=== PROBLEM DETAILS ===
All lines in the data bearing the string "controvertidas" should be identified and copied.

=== INFORMATION PROVIDED ===
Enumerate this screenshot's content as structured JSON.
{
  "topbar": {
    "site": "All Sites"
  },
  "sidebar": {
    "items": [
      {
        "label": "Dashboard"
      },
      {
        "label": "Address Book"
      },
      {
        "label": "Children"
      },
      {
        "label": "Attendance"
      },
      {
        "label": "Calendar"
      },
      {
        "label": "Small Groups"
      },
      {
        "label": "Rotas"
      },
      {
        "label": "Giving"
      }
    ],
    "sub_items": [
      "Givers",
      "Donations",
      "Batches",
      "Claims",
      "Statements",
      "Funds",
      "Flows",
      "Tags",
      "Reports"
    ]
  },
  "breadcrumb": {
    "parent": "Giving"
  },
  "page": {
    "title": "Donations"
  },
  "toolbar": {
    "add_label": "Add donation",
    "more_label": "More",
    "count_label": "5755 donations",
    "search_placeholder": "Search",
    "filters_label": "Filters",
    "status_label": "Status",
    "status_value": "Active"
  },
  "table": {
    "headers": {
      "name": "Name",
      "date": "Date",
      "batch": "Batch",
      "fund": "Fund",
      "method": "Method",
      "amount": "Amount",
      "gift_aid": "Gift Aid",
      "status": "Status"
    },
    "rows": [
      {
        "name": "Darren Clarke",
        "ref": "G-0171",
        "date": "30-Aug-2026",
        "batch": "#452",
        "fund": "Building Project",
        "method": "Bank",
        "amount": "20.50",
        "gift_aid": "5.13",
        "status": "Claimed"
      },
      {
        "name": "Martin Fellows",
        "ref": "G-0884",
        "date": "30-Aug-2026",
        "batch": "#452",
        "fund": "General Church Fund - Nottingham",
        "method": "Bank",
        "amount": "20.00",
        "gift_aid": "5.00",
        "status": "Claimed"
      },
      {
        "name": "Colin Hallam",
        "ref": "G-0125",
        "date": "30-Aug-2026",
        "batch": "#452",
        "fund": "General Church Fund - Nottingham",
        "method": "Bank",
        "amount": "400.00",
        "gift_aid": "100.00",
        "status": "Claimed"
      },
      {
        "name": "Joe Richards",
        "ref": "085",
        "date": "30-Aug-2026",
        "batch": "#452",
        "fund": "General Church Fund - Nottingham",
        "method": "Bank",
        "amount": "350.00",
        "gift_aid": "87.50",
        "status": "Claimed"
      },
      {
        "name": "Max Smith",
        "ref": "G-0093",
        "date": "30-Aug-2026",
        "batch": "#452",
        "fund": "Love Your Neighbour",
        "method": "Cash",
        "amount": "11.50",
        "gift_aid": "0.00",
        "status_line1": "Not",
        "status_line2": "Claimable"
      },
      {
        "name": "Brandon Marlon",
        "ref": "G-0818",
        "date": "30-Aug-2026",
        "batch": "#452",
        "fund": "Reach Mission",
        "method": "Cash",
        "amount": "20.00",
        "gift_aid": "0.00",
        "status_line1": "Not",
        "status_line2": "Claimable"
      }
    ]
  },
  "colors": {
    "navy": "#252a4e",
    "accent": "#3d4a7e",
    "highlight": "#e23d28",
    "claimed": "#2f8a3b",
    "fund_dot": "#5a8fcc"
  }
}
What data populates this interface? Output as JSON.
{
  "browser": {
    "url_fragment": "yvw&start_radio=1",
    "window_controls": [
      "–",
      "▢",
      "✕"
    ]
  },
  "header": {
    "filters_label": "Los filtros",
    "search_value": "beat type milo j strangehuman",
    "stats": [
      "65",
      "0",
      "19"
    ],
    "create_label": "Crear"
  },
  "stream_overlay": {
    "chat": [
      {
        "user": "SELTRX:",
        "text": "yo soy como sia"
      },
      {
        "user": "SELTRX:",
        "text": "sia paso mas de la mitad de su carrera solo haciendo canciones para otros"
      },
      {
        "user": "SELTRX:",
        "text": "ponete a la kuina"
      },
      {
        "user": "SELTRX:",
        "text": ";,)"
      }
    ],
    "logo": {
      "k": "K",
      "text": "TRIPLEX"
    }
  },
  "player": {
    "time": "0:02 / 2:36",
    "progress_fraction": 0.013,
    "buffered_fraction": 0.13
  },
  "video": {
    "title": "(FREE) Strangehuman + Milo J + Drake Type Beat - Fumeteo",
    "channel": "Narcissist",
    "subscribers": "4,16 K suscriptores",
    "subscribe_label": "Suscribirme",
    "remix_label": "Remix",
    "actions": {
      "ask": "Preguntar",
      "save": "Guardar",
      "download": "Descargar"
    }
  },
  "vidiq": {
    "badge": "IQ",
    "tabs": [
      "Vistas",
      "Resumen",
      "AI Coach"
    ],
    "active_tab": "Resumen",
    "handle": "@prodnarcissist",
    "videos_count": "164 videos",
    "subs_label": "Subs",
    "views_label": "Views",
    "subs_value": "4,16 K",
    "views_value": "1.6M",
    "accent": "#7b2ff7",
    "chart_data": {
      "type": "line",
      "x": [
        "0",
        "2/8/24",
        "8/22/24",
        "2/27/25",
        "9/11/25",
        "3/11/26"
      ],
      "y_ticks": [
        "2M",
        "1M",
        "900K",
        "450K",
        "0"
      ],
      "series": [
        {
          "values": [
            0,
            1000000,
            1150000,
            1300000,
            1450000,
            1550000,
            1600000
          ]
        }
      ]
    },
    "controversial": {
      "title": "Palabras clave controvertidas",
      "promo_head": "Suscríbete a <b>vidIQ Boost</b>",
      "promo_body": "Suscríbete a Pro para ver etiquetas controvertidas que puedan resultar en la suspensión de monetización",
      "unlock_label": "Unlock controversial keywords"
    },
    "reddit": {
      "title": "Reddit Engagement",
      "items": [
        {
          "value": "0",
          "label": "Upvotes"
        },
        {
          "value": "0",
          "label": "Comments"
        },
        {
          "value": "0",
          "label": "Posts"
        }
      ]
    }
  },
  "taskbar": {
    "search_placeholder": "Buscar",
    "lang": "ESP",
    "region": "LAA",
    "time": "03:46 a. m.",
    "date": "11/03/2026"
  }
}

=== SOLUTION TO THE EXERCISE ===
      "title": "Palabras clave controvertidas",
      "promo_body": "Suscríbete a Pro para ver etiquetas controvertidas que puedan resultar en la suspensión de monetización",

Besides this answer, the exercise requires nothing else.